Retype the whole listing below, character for character.

● DATASET CONTENT
****

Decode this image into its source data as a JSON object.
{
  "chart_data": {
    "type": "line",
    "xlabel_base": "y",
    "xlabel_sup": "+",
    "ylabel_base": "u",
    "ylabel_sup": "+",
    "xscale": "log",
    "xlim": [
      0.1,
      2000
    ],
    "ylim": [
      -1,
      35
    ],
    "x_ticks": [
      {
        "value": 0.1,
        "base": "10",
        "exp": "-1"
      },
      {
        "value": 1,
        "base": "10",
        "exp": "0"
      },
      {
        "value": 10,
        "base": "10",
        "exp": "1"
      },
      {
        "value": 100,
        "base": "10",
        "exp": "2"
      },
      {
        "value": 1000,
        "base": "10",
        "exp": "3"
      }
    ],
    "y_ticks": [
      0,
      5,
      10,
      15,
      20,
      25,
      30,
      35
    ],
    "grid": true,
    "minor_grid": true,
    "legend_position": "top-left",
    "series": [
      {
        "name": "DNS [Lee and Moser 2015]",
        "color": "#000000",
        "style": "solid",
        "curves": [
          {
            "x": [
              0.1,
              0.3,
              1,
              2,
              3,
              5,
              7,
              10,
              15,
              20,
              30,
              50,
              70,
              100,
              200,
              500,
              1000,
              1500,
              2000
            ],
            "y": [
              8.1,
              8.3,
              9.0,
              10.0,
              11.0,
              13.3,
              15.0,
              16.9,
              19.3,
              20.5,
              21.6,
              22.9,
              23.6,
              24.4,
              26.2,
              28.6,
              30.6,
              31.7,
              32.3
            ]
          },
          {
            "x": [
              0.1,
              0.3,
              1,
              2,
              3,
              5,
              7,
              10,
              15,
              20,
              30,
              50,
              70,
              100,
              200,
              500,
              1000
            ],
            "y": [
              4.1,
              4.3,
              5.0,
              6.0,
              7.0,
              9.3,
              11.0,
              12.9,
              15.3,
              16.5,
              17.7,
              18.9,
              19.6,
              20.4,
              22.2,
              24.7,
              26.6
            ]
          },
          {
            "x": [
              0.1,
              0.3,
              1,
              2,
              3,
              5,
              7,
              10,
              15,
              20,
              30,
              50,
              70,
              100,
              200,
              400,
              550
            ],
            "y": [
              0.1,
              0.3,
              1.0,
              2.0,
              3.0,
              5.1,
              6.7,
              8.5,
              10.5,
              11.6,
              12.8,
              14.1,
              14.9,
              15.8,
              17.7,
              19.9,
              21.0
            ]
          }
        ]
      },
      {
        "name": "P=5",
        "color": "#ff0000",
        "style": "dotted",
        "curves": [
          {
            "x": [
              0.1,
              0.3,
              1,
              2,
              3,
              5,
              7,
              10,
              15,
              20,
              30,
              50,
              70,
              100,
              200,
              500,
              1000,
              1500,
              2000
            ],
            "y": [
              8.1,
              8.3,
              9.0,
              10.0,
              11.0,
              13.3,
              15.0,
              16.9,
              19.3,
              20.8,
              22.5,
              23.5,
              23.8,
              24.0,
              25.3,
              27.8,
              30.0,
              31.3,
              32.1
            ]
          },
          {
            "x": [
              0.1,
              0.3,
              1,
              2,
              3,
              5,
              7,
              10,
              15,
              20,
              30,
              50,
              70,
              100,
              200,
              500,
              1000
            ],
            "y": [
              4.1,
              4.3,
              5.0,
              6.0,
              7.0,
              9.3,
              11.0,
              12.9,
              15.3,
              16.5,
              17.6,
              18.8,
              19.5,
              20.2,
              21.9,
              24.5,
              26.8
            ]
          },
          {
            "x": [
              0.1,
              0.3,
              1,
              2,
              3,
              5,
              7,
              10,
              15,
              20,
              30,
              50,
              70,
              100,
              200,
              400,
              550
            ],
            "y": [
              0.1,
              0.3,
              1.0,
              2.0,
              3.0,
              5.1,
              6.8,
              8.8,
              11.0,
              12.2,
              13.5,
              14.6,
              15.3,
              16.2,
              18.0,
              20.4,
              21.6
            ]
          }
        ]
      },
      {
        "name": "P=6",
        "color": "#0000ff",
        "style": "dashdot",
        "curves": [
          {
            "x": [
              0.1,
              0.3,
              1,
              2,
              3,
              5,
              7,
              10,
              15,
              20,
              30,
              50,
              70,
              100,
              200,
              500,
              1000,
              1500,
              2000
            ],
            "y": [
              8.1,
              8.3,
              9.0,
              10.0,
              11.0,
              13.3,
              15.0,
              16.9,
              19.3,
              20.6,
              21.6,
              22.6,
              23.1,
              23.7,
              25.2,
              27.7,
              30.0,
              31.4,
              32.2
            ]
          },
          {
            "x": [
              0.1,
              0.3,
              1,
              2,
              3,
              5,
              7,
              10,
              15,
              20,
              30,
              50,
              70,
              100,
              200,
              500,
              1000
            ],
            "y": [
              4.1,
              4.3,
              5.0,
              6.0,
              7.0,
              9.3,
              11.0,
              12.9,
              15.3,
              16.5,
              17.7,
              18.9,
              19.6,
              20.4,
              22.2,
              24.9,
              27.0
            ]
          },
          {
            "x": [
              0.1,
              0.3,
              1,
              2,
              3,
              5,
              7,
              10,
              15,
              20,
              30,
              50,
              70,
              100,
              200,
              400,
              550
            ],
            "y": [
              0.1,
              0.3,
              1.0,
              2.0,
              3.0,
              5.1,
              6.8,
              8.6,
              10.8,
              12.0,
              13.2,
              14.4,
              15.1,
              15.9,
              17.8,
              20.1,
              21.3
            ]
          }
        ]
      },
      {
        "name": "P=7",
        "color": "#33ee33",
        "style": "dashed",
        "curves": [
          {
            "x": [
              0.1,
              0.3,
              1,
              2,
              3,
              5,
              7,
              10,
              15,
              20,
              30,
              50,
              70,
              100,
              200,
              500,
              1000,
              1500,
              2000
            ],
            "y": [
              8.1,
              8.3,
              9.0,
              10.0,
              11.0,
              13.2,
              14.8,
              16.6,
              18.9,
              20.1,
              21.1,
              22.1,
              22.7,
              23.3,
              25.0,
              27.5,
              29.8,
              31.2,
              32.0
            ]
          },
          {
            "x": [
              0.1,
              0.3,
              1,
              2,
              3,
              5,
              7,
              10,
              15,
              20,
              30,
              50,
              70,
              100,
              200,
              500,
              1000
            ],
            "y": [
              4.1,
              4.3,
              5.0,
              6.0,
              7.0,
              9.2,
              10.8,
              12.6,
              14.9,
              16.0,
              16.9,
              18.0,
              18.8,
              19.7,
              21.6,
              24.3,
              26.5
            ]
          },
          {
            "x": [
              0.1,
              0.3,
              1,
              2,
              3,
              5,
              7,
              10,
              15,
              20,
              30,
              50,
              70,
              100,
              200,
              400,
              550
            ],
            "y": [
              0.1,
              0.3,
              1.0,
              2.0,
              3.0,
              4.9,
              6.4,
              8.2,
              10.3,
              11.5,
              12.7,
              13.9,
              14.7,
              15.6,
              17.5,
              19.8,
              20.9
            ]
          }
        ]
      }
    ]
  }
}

****

● TASK ANSWER
Decode this image into its source data as a JSON object.
{
  "chart_data": {
    "type": "line",
    "xlabel_base": "y",
    "xlabel_sup": "+",
    "ylabel_base": "u",
    "ylabel_sup": "+",
    "xscale": "log",
    "xlim": [
      0.1,
      2000
    ],
    "ylim": [
      -1,
      35
    ],
    "x_ticks": [
      {
        "value": 0.1,
        "base": "10",
        "exp": "-1"
      },
      {
        "value": 1,
        "base": "10",
        "exp": "0"
      },
      {
        "value": 10,
        "base": "10",
        "exp": "1"
      },
      {
        "value": 100,
        "base": "10",
        "exp": "2"
      },
      {
        "value": 1000,
        "base": "10",
        "exp": "3"
      }
    ],
    "y_ticks": [
      0,
      5,
      10,
      15,
      20,
      25,
      30,
      35
    ],
    "grid": true,
    "minor_grid": true,
    "legend_position": "top-left",
    "series": [
      {
        "name": "DNS [Lee and Moser 2015]",
        "color": "#000000",
        "style": "solid",
        "curves": [
          {
            "x": [
              0.1,
              0.3,
              1,
              2,
              3,
              5,
              7,
              10,
              15,
              20,
              30,
              50,
              70,
              100,
              200,
              500,
              1000,
              1500,
              2000
            ],
            "y": [
              8.1,
              8.3,
              9.0,
              10.0,
              11.0,
              13.3,
              15.0,
              16.9,
              19.3,
              20.5,
              21.6,
              22.9,
              23.6,
              24.4,
              26.2,
              28.6,
              30.6,
              31.7,
              32.3
            ]
          },
          {
            "x": [
              0.1,
              0.3,
              1,
              2,
              3,
              5,
              7,
              10,
              15,
              20,
              30,
              50,
              70,
              100,
              200,
              500,
              1000
            ],
            "y": [
              4.1,
              4.3,
              5.0,
              6.0,
              7.0,
              9.3,
              11.0,
              12.9,
              15.3,
              16.5,
              17.7,
              18.9,
              19.6,
              20.4,
              22.2,
              24.7,
              26.6
            ]
          },
          {
            "x": [
              0.1,
              0.3,
              1,
              2,
              3,
              5,
              7,
              10,
              15,
              20,
              30,
              50,
              70,
              100,
              200,
              400,
              550
            ],
            "y": [
              0.1,
              0.3,
              1.0,
              2.0,
              3.0,
              5.1,
              6.7,
              8.5,
              10.5,
              11.6,
              12.8,
              14.1,
              14.9,
              15.8,
              17.7,
              19.9,
              21.0
            ]
          }
        ]
      },
      {
        "name": "P=5",
        "color": "#ff0000",
        "style": "dotted",
        "curves": [
          {
            "x": [
              0.1,
              0.3,
              1,
              2,
              3,
              5,
              7,
              10,
              15,
              20,
              30,
              50,
              70,
              100,
              200,
              500,
              1000,
              1500,
              2000
            ],
            "y": [
              8.1,
              8.3,
              9.0,
              10.0,
              11.0,
              13.3,
              15.0,
              16.9,
              19.3,
              20.8,
              22.5,
              23.5,
              23.8,
              24.0,
              25.3,
              27.8,
              30.0,
              31.3,
              32.1
            ]
          },
          {
            "x": [
              0.1,
              0.3,
              1,
              2,
              3,
              5,
              7,
              10,
              15,
              20,
              30,
              50,
              70,
              100,
              200,
              500,
              1000
            ],
            "y": [
              4.1,
              4.3,
              5.0,
              6.0,
              7.0,
              9.3,
              11.0,
              12.9,
              15.3,
              16.5,
              17.6,
              18.8,
              19.5,
              20.2,
              21.9,
              24.5,
              26.8
            ]
          },
          {
            "x": [
              0.1,
              0.3,
              1,
              2,
              3,
              5,
              7,
              10,
              15,
              20,
              30,
              50,
              70,
              100,
              200,
              400,
              550
            ],
            "y": [
              0.1,
              0.3,
              1.0,
              2.0,
              3.0,
              5.1,
              6.8,
              8.8,
              11.0,
              12.2,
              13.5,
              14.6,
              15.3,
              16.2,
              18.0,
              20.4,
              21.6
            ]
          }
        ]
      },
      {
        "name": "P=6",
        "color": "#0000ff",
        "style": "dashdot",
        "curves": [
          {
            "x": [
              0.1,
              0.3,
              1,
              2,
              3,
              5,
              7,
              10,
              15,
              20,
              30,
              50,
              70,
              100,
              200,
              500,
              1000,
              1500,
              2000
            ],
            "y": [
              8.1,
              8.3,
              9.0,
              10.0,
              11.0,
              13.3,
              15.0,
              16.9,
              19.3,
              20.6,
              21.6,
              22.6,
              23.1,
              23.7,
              25.2,
              27.7,
              30.0,
              31.4,
              32.2
            ]
          },
          {
            "x": [
              0.1,
              0.3,
              1,
              2,
              3,
              5,
              7,
              10,
              15,
              20,
              30,
              50,
              70,
              100,
              200,
              500,
              1000
            ],
            "y": [
              4.1,
              4.3,
              5.0,
              6.0,
              7.0,
              9.3,
              11.0,
              12.9,
              15.3,
              16.5,
              17.7,
              18.9,
              19.6,
              20.4,
              22.2,
              24.9,
              27.0
            ]
          },
          {
            "x": [
              0.1,
              0.3,
              1,
              2,
              3,
              5,
              7,
              10,
              15,
              20,
              30,
              50,
              70,
              100,
              200,
              400,
              550
            ],
            "y": [
              0.1,
              0.3,
              1.0,
              2.0,
              3.0,
              5.1,
              6.8,
              8.6,
              10.8,
              12.0,
              13.2,
              14.4,
              15.1,
              15.9,
              17.8,
              20.1,
              21.3
            ]
          }
        ]
      },
      {
        "name": "P=7",
        "color": "#33ee33",
        "style": "dashed",
        "curves": [
          {
            "x": [
              0.1,
              0.3,
              1,
              2,
              3,
              5,
              7,
              10,
              15,
              20,
              30,
              50,
              70,
              100,
              200,
              500,
              1000,
              1500,
              2000
            ],
            "y": [
              8.1,
              8.3,
              9.0,
              10.0,
              11.0,
              13.2,
              14.8,
              16.6,
              18.9,
              20.1,
              21.1,
              22.1,
              22.7,
              23.3,
              25.0,
              27.5,
              29.8,
              31.2,
              32.0
            ]
          },
          {
            "x": [
              0.1,
              0.3,
              1,
              2,
              3,
              5,
              7,
              10,
              15,
              20,
              30,
              50,
              70,
              100,
              200,
              500,
              1000
            ],
            "y": [
              4.1,
              4.3,
              5.0,
              6.0,
              7.0,
              9.2,
              10.8,
              12.6,
              14.9,
              16.0,
              16.9,
              18.0,
              18.8,
              19.7,
              21.6,
              24.3,
              26.5
            ]
          },
          {
            "x": [
              0.1,
              0.3,
              1,
              2,
              3,
              5,
              7,
              10,
              15,
              20,
              30,
              50,
              70,
              100,
              200,
              400,
              550
            ],
            "y": [
              0.1,
              0.3,
              1.0,
              2.0,
              3.0,
              4.9,
              6.4,
              8.2,
              10.3,
              11.5,
              12.7,
              13.9,
              14.7,
              15.6,
              17.5,
              19.8,
              20.9
            ]
          }
        ]
      }
    ]
  }
}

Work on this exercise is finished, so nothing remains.